§ **What is required**: Reproduce the data exactly.

____ Material

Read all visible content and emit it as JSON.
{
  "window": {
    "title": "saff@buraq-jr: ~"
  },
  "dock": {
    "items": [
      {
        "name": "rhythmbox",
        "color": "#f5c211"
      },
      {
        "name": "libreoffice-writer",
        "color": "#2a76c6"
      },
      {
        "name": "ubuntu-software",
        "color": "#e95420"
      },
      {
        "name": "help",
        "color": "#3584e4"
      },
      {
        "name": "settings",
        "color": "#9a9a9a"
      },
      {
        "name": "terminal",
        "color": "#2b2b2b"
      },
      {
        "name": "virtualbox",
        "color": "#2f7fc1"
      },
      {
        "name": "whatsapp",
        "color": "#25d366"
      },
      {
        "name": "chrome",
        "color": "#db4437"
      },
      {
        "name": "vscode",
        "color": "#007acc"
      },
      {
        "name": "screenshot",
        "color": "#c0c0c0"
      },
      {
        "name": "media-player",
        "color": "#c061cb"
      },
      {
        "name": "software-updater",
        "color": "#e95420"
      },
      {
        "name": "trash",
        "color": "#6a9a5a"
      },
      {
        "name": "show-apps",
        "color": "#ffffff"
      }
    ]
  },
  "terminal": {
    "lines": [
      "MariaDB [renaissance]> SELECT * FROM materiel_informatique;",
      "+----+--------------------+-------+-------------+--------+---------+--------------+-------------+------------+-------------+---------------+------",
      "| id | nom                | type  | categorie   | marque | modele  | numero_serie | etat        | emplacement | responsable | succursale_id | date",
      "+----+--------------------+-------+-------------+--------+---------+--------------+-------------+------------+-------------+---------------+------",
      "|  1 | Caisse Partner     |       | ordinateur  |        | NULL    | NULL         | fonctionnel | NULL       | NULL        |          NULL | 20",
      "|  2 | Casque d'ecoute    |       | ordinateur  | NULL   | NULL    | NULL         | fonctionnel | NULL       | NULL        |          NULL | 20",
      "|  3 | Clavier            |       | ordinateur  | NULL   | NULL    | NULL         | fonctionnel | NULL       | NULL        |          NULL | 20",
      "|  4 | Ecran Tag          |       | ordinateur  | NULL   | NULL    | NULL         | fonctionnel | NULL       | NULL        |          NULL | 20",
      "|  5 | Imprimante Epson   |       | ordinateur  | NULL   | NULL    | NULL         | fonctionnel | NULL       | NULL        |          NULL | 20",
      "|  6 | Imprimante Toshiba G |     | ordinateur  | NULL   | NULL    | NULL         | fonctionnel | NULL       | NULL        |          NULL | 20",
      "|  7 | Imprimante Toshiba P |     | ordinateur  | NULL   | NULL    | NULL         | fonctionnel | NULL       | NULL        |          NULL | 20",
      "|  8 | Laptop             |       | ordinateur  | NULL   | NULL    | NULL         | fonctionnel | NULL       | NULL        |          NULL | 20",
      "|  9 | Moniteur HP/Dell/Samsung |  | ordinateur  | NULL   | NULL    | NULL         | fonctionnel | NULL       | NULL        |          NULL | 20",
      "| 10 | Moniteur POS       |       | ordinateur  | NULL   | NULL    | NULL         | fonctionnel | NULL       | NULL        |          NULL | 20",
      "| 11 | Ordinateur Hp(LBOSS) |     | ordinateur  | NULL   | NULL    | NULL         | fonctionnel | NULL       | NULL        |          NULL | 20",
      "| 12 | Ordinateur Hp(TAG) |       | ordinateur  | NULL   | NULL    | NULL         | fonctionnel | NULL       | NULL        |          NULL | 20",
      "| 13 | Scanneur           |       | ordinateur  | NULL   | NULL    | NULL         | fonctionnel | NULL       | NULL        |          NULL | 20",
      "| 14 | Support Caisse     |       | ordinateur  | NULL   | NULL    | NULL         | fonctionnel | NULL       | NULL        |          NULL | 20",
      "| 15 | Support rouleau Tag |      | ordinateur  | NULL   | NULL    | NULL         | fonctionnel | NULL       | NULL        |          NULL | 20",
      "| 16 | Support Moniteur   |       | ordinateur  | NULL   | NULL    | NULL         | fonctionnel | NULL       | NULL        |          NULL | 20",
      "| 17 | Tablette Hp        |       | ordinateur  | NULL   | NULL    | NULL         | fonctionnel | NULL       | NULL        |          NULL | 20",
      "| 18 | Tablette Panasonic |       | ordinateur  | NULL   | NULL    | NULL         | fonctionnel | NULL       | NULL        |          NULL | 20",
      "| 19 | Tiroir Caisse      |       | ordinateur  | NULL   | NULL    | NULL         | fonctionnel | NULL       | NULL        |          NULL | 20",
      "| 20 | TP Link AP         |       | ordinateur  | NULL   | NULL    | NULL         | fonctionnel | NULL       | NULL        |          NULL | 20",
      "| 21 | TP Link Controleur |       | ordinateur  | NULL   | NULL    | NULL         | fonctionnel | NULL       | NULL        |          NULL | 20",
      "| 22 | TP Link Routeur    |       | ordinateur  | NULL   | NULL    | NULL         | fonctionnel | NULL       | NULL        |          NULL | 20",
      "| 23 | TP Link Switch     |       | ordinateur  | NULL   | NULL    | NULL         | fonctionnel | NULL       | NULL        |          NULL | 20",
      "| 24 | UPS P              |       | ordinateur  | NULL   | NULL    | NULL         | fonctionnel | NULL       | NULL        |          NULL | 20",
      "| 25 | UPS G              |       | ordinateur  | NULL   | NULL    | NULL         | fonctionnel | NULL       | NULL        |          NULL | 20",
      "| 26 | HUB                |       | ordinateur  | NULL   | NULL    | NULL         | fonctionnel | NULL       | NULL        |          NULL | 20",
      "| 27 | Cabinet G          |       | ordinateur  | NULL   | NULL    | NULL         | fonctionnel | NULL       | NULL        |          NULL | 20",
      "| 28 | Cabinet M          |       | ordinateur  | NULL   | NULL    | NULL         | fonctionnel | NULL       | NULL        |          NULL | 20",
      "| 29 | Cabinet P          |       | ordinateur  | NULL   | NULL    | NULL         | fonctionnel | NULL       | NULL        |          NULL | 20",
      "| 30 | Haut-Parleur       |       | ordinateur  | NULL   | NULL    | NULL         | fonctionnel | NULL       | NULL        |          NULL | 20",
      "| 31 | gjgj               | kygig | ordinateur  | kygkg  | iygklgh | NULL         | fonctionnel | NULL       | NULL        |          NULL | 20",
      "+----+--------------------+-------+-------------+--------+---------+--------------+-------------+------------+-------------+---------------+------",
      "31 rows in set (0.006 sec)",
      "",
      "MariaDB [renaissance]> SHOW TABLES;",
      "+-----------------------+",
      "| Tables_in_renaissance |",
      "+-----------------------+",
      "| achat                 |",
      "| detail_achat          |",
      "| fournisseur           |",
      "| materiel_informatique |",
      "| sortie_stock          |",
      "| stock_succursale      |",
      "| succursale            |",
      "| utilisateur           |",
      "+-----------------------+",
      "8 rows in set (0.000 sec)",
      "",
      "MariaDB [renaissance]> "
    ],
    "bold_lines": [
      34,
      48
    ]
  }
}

________

§ **Exercise result**:
Read all visible content and emit it as JSON.
{
  "window": {
    "title": "saff@buraq-jr: ~"
  },
  "dock": {
    "items": [
      {
        "name": "rhythmbox",
        "color": "#f5c211"
      },
      {
        "name": "libreoffice-writer",
        "color": "#2a76c6"
      },
      {
        "name": "ubuntu-software",
        "color": "#e95420"
      },
      {
        "name": "help",
        "color": "#3584e4"
      },
      {
        "name": "settings",
        "color": "#9a9a9a"
      },
      {
        "name": "terminal",
        "color": "#2b2b2b"
      },
      {
        "name": "virtualbox",
        "color": "#2f7fc1"
      },
      {
        "name": "whatsapp",
        "color": "#25d366"
      },
      {
        "name": "chrome",
        "color": "#db4437"
      },
      {
        "name": "vscode",
        "color": "#007acc"
      },
      {
        "name": "screenshot",
        "color": "#c0c0c0"
      },
      {
        "name": "media-player",
        "color": "#c061cb"
      },
      {
        "name": "software-updater",
        "color": "#e95420"
      },
      {
        "name": "trash",
        "color": "#6a9a5a"
      },
      {
        "name": "show-apps",
        "color": "#ffffff"
      }
    ]
  },
  "terminal": {
    "lines": [
      "MariaDB [renaissance]> SELECT * FROM materiel_informatique;",
      "+----+--------------------+-------+-------------+--------+---------+--------------+-------------+------------+-------------+---------------+------",
      "| id | nom                | type  | categorie   | marque | modele  | numero_serie | etat        | emplacement | responsable | succursale_id | date",
      "+----+--------------------+-------+-------------+--------+---------+--------------+-------------+------------+-------------+---------------+------",
      "|  1 | Caisse Partner     |       | ordinateur  |        | NULL    | NULL         | fonctionnel | NULL       | NULL        |          NULL | 20",
      "|  2 | Casque d'ecoute    |       | ordinateur  | NULL   | NULL    | NULL         | fonctionnel | NULL       | NULL        |          NULL | 20",
      "|  3 | Clavier            |       | ordinateur  | NULL   | NULL    | NULL         | fonctionnel | NULL       | NULL        |          NULL | 20",
      "|  4 | Ecran Tag          |       | ordinateur  | NULL   | NULL    | NULL         | fonctionnel | NULL       | NULL        |          NULL | 20",
      "|  5 | Imprimante Epson   |       | ordinateur  | NULL   | NULL    | NULL         | fonctionnel | NULL       | NULL        |          NULL | 20",
      "|  6 | Imprimante Toshiba G |     | ordinateur  | NULL   | NULL    | NULL         | fonctionnel | NULL       | NULL        |          NULL | 20",
      "|  7 | Imprimante Toshiba P |     | ordinateur  | NULL   | NULL    | NULL         | fonctionnel | NULL       | NULL        |          NULL | 20",
      "|  8 | Laptop             |       | ordinateur  | NULL   | NULL    | NULL         | fonctionnel | NULL       | NULL        |          NULL | 20",
      "|  9 | Moniteur HP/Dell/Samsung |  | ordinateur  | NULL   | NULL    | NULL         | fonctionnel | NULL       | NULL        |          NULL | 20",
      "| 10 | Moniteur POS       |       | ordinateur  | NULL   | NULL    | NULL         | fonctionnel | NULL       | NULL        |          NULL | 20",
      "| 11 | Ordinateur Hp(LBOSS) |     | ordinateur  | NULL   | NULL    | NULL         | fonctionnel | NULL       | NULL        |          NULL | 20",
      "| 12 | Ordinateur Hp(TAG) |       | ordinateur  | NULL   | NULL    | NULL         | fonctionnel | NULL       | NULL        |          NULL | 20",
      "| 13 | Scanneur           |       | ordinateur  | NULL   | NULL    | NULL         | fonctionnel | NULL       | NULL        |          NULL | 20",
      "| 14 | Support Caisse     |       | ordinateur  | NULL   | NULL    | NULL         | fonctionnel | NULL       | NULL        |          NULL | 20",
      "| 15 | Support rouleau Tag |      | ordinateur  | NULL   | NULL    | NULL         | fonctionnel | NULL       | NULL        |          NULL | 20",
      "| 16 | Support Moniteur   |       | ordinateur  | NULL   | NULL    | NULL         | fonctionnel | NULL       | NULL        |          NULL | 20",
      "| 17 | Tablette Hp        |       | ordinateur  | NULL   | NULL    | NULL         | fonctionnel | NULL       | NULL        |          NULL | 20",
      "| 18 | Tablette Panasonic |       | ordinateur  | NULL   | NULL    | NULL         | fonctionnel | NULL       | NULL        |          NULL | 20",
      "| 19 | Tiroir Caisse      |       | ordinateur  | NULL   | NULL    | NULL         | fonctionnel | NULL       | NULL        |          NULL | 20",
      "| 20 | TP Link AP         |       | ordinateur  | NULL   | NULL    | NULL         | fonctionnel | NULL       | NULL        |          NULL | 20",
      "| 21 | TP Link Controleur |       | ordinateur  | NULL   | NULL    | NULL         | fonctionnel | NULL       | NULL        |          NULL | 20",
      "| 22 | TP Link Routeur    |       | ordinateur  | NULL   | NULL    | NULL         | fonctionnel | NULL       | NULL        |          NULL | 20",
      "| 23 | TP Link Switch     |       | ordinateur  | NULL   | NULL    | NULL         | fonctionnel | NULL       | NULL        |          NULL | 20",
      "| 24 | UPS P              |       | ordinateur  | NULL   | NULL    | NULL         | fonctionnel | NULL       | NULL        |          NULL | 20",
      "| 25 | UPS G              |       | ordinateur  | NULL   | NULL    | NULL         | fonctionnel | NULL       | NULL        |          NULL | 20",
      "| 26 | HUB                |       | ordinateur  | NULL   | NULL    | NULL         | fonctionnel | NULL       | NULL        |          NULL | 20",
      "| 27 | Cabinet G          |       | ordinateur  | NULL   | NULL    | NULL         | fonctionnel | NULL       | NULL        |          NULL | 20",
      "| 28 | Cabinet M          |       | ordinateur  | NULL   | NULL    | NULL         | fonctionnel | NULL       | NULL        |          NULL | 20",
      "| 29 | Cabinet P          |       | ordinateur  | NULL   | NULL    | NULL         | fonctionnel | NULL       | NULL        |          NULL | 20",
      "| 30 | Haut-Parleur       |       | ordinateur  | NULL   | NULL    | NULL         | fonctionnel | NULL       | NULL        |          NULL | 20",
      "| 31 | gjgj               | kygig | ordinateur  | kygkg  | iygklgh | NULL         | fonctionnel | NULL       | NULL        |          NULL | 20",
      "+----+--------------------+-------+-------------+--------+---------+--------------+-------------+------------+-------------+---------------+------",
      "31 rows in set (0.006 sec)",
      "",
      "MariaDB [renaissance]> SHOW TABLES;",
      "+-----------------------+",
      "| Tables_in_renaissance |",
      "+-----------------------+",
      "| achat                 |",
      "| detail_achat          |",
      "| fournisseur           |",
      "| materiel_informatique |",
      "| sortie_stock          |",
      "| stock_succursale      |",
      "| succursale            |",
      "| utilisateur           |",
      "+-----------------------+",
      "8 rows in set (0.000 sec)",
      "",
      "MariaDB [renaissance]> "
    ],
    "bold_lines": [
      34,
      48
    ]
  }
}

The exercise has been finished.